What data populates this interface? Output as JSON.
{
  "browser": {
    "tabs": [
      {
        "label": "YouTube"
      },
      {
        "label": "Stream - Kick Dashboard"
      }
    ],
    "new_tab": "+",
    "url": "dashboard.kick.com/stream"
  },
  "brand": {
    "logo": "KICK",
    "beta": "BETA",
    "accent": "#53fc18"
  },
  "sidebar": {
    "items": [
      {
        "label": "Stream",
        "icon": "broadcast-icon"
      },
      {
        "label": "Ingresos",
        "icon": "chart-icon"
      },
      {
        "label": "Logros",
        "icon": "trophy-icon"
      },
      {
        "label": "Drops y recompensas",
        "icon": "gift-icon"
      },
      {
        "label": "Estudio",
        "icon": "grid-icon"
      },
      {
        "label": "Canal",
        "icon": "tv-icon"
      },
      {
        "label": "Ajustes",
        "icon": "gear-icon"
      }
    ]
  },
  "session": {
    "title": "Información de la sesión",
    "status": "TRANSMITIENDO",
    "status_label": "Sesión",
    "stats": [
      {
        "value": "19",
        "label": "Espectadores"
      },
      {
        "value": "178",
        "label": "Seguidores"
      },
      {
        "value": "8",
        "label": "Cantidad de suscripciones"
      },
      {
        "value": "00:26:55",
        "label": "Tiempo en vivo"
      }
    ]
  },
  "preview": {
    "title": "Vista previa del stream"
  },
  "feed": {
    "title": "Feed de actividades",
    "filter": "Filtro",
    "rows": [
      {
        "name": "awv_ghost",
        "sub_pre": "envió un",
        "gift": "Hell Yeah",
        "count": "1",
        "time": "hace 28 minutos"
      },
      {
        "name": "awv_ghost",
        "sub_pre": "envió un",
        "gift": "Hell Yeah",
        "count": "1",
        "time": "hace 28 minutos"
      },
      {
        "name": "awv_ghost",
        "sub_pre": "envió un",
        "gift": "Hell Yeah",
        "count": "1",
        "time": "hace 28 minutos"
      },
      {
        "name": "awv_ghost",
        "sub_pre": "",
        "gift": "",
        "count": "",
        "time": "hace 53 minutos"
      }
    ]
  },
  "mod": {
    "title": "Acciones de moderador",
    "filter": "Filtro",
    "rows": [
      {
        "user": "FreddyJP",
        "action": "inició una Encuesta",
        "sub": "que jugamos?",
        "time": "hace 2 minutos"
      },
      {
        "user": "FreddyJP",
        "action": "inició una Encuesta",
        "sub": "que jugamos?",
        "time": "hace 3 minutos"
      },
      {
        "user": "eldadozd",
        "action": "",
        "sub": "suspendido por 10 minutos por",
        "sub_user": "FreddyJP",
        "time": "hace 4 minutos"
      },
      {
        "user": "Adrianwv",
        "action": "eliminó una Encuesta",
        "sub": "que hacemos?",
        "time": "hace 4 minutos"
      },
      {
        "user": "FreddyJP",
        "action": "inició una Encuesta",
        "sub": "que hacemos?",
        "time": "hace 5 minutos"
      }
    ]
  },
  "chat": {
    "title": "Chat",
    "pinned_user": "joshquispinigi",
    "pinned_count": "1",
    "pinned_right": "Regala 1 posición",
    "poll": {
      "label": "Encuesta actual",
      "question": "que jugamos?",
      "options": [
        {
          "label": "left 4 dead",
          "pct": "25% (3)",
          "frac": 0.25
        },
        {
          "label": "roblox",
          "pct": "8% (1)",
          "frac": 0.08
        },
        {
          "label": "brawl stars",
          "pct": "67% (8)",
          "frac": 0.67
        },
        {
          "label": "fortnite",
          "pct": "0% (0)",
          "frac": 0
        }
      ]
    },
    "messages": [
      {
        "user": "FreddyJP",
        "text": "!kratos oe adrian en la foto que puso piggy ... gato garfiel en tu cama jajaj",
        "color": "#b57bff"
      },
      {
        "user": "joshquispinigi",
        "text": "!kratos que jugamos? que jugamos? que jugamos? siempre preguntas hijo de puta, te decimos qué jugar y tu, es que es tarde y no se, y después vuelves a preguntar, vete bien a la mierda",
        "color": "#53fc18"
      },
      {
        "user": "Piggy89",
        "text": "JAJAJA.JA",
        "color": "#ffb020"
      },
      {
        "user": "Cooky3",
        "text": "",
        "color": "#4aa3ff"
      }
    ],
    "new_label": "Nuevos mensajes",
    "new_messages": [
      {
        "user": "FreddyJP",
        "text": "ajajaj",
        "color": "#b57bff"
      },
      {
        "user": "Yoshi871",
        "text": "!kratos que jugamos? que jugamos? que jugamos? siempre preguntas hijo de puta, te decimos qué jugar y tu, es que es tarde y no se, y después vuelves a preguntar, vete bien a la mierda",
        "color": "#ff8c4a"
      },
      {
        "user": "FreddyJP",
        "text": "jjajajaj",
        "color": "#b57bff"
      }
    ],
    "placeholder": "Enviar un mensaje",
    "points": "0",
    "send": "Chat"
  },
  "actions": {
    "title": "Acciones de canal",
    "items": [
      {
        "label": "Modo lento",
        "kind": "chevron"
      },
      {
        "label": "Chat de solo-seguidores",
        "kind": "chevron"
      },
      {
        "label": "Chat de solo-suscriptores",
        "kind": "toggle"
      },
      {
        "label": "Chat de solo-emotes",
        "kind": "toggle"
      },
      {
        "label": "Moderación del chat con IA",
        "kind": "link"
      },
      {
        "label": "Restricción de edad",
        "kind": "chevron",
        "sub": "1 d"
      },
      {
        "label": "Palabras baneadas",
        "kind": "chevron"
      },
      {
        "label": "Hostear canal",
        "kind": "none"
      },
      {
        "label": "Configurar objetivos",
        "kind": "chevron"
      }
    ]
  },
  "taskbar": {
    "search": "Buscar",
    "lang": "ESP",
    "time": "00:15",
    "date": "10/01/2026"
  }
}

__YOUR INSTRUCTIONS__. For the listing above, identify each line bearing "value".

__RESULT FOR THIS EXERCISE__.
        "value": "19",
        "value": "178",
        "value": "8",
        "value": "00:26:55",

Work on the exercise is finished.